Objective - Locate the string "artwork" throughout the material and copy every line in which it occurs.

** start **

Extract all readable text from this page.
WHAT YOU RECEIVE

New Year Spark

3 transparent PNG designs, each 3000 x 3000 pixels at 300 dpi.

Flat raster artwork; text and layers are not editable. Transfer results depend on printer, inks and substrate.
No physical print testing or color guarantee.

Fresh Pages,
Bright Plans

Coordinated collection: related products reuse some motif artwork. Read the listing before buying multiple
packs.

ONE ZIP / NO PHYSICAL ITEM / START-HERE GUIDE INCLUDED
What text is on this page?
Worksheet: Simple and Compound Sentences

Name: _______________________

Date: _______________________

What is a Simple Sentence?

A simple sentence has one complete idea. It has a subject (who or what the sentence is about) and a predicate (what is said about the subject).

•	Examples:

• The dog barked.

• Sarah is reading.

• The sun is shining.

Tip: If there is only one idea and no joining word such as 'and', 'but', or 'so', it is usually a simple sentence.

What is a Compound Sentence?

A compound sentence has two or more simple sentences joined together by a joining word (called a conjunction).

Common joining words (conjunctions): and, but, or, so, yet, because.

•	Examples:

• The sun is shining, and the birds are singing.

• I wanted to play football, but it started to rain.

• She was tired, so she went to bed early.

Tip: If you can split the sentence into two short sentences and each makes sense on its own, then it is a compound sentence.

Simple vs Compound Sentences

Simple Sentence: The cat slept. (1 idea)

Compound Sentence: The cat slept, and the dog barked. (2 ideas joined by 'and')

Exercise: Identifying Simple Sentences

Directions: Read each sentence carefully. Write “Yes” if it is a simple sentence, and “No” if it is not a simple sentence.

** end **

Solution for this task -
Flat raster artwork; text and layers are not editable. Transfer results depend on printer, inks and substrate.
Coordinated collection: related products reuse some motif artwork. Read the listing before buying multiple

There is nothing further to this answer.